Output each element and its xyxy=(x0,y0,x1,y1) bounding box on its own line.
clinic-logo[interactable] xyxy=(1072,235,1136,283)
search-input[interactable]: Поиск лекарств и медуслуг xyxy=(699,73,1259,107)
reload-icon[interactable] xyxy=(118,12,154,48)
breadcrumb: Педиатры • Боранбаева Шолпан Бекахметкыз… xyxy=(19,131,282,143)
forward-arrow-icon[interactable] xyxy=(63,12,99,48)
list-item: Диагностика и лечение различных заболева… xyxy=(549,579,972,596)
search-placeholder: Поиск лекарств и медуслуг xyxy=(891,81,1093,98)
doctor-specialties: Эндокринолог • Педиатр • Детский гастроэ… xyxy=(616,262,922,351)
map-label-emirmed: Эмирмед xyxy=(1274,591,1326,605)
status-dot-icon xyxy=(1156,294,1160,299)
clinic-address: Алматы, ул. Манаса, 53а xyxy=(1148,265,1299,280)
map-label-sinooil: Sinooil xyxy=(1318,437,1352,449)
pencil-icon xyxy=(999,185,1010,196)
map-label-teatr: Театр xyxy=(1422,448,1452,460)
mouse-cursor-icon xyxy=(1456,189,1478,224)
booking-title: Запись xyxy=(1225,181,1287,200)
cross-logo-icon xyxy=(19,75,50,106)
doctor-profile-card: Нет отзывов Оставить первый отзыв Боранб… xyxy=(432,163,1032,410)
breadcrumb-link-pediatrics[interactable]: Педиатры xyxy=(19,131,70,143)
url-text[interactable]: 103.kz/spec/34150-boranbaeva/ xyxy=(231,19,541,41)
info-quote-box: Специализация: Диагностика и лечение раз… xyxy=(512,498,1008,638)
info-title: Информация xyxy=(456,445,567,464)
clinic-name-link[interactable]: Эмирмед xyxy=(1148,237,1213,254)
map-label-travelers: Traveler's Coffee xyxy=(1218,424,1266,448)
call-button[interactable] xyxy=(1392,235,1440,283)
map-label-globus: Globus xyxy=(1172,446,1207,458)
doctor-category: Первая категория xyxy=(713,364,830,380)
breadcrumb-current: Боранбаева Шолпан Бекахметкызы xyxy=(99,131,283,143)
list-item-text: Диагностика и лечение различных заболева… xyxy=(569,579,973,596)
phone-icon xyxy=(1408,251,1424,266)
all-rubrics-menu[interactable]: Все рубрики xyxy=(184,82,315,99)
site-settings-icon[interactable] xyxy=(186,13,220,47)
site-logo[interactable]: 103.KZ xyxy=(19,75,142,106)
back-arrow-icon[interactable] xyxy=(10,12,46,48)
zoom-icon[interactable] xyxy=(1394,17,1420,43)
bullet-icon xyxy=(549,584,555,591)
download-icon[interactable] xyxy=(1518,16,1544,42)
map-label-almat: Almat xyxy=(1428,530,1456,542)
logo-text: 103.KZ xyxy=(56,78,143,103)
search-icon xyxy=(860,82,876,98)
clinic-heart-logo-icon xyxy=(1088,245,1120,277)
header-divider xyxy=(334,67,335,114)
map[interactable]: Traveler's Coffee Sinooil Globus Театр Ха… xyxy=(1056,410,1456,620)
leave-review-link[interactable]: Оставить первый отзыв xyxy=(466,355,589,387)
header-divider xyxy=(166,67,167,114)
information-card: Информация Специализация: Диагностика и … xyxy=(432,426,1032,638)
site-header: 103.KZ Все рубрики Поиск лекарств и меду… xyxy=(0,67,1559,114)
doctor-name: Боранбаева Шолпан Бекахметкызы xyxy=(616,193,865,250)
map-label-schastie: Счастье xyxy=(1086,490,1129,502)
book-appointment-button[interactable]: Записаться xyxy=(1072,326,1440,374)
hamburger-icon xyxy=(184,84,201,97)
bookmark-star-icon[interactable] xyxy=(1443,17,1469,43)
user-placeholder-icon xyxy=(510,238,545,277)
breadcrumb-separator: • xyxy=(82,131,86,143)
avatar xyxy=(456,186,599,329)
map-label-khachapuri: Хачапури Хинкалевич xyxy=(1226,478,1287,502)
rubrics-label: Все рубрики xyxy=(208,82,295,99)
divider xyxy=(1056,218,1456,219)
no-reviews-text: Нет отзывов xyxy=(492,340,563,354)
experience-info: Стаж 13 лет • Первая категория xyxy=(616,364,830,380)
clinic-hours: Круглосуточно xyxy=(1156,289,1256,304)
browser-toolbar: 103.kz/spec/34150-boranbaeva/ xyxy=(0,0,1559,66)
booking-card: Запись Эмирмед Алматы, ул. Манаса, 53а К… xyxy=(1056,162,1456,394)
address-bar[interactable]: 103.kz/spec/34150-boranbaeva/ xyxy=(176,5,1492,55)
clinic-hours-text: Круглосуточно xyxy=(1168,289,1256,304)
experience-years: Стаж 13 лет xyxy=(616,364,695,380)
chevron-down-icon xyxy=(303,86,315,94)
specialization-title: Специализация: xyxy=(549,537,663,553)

- **Stated problem**: Reproduce every entry above verbatim, line by line, without altering anything.

- **Final answer**:
Output each element and its xyxy=(x0,y0,x1,y1) bounding box on its own line.
clinic-logo[interactable] xyxy=(1072,235,1136,283)
search-input[interactable]: Поиск лекарств и медуслуг xyxy=(699,73,1259,107)
reload-icon[interactable] xyxy=(118,12,154,48)
breadcrumb: Педиатры • Боранбаева Шолпан Бекахметкыз… xyxy=(19,131,282,143)
forward-arrow-icon[interactable] xyxy=(63,12,99,48)
list-item: Диагностика и лечение различных заболева… xyxy=(549,579,972,596)
search-placeholder: Поиск лекарств и медуслуг xyxy=(891,81,1093,98)
doctor-specialties: Эндокринолог • Педиатр • Детский гастроэ… xyxy=(616,262,922,351)
map-label-emirmed: Эмирмед xyxy=(1274,591,1326,605)
status-dot-icon xyxy=(1156,294,1160,299)
clinic-address: Алматы, ул. Манаса, 53а xyxy=(1148,265,1299,280)
map-label-sinooil: Sinooil xyxy=(1318,437,1352,449)
pencil-icon xyxy=(999,185,1010,196)
map-label-teatr: Театр xyxy=(1422,448,1452,460)
mouse-cursor-icon xyxy=(1456,189,1478,224)
booking-title: Запись xyxy=(1225,181,1287,200)
cross-logo-icon xyxy=(19,75,50,106)
doctor-profile-card: Нет отзывов Оставить первый отзыв Боранб… xyxy=(432,163,1032,410)
breadcrumb-link-pediatrics[interactable]: Педиатры xyxy=(19,131,70,143)
url-text[interactable]: 103.kz/spec/34150-boranbaeva/ xyxy=(231,19,541,41)
info-quote-box: Специализация: Диагностика и лечение раз… xyxy=(512,498,1008,638)
info-title: Информация xyxy=(456,445,567,464)
clinic-name-link[interactable]: Эмирмед xyxy=(1148,237,1213,254)
map-label-travelers: Traveler's Coffee xyxy=(1218,424,1266,448)
call-button[interactable] xyxy=(1392,235,1440,283)
map-label-globus: Globus xyxy=(1172,446,1207,458)
doctor-category: Первая категория xyxy=(713,364,830,380)
breadcrumb-current: Боранбаева Шолпан Бекахметкызы xyxy=(99,131,283,143)
list-item-text: Диагностика и лечение различных заболева… xyxy=(569,579,973,596)
phone-icon xyxy=(1408,251,1424,266)
all-rubrics-menu[interactable]: Все рубрики xyxy=(184,82,315,99)
site-settings-icon[interactable] xyxy=(186,13,220,47)
site-logo[interactable]: 103.KZ xyxy=(19,75,142,106)
back-arrow-icon[interactable] xyxy=(10,12,46,48)
zoom-icon[interactable] xyxy=(1394,17,1420,43)
bullet-icon xyxy=(549,584,555,591)
download-icon[interactable] xyxy=(1518,16,1544,42)
map-label-almat: Almat xyxy=(1428,530,1456,542)
logo-text: 103.KZ xyxy=(56,78,143,103)
search-icon xyxy=(860,82,876,98)
clinic-heart-logo-icon xyxy=(1088,245,1120,277)
header-divider xyxy=(334,67,335,114)
map[interactable]: Traveler's Coffee Sinooil Globus Театр Ха… xyxy=(1056,410,1456,620)
leave-review-link[interactable]: Оставить первый отзыв xyxy=(466,355,589,387)
header-divider xyxy=(166,67,167,114)
information-card: Информация Специализация: Диагностика и … xyxy=(432,426,1032,638)
site-header: 103.KZ Все рубрики Поиск лекарств и меду… xyxy=(0,67,1559,114)
doctor-name: Боранбаева Шолпан Бекахметкызы xyxy=(616,193,865,250)
map-label-schastie: Счастье xyxy=(1086,490,1129,502)
book-appointment-button[interactable]: Записаться xyxy=(1072,326,1440,374)
hamburger-icon xyxy=(184,84,201,97)
bookmark-star-icon[interactable] xyxy=(1443,17,1469,43)
user-placeholder-icon xyxy=(510,238,545,277)
breadcrumb-separator: • xyxy=(82,131,86,143)
avatar xyxy=(456,186,599,329)
map-label-khachapuri: Хачапури Хинкалевич xyxy=(1226,478,1287,502)
rubrics-label: Все рубрики xyxy=(208,82,295,99)
divider xyxy=(1056,218,1456,219)
no-reviews-text: Нет отзывов xyxy=(492,340,563,354)
experience-info: Стаж 13 лет • Первая категория xyxy=(616,364,830,380)
clinic-hours: Круглосуточно xyxy=(1156,289,1256,304)
browser-toolbar: 103.kz/spec/34150-boranbaeva/ xyxy=(0,0,1559,66)
booking-card: Запись Эмирмед Алматы, ул. Манаса, 53а К… xyxy=(1056,162,1456,394)
address-bar[interactable]: 103.kz/spec/34150-boranbaeva/ xyxy=(176,5,1492,55)
clinic-hours-text: Круглосуточно xyxy=(1168,289,1256,304)
experience-years: Стаж 13 лет xyxy=(616,364,695,380)
chevron-down-icon xyxy=(303,86,315,94)
specialization-title: Специализация: xyxy=(549,537,663,553)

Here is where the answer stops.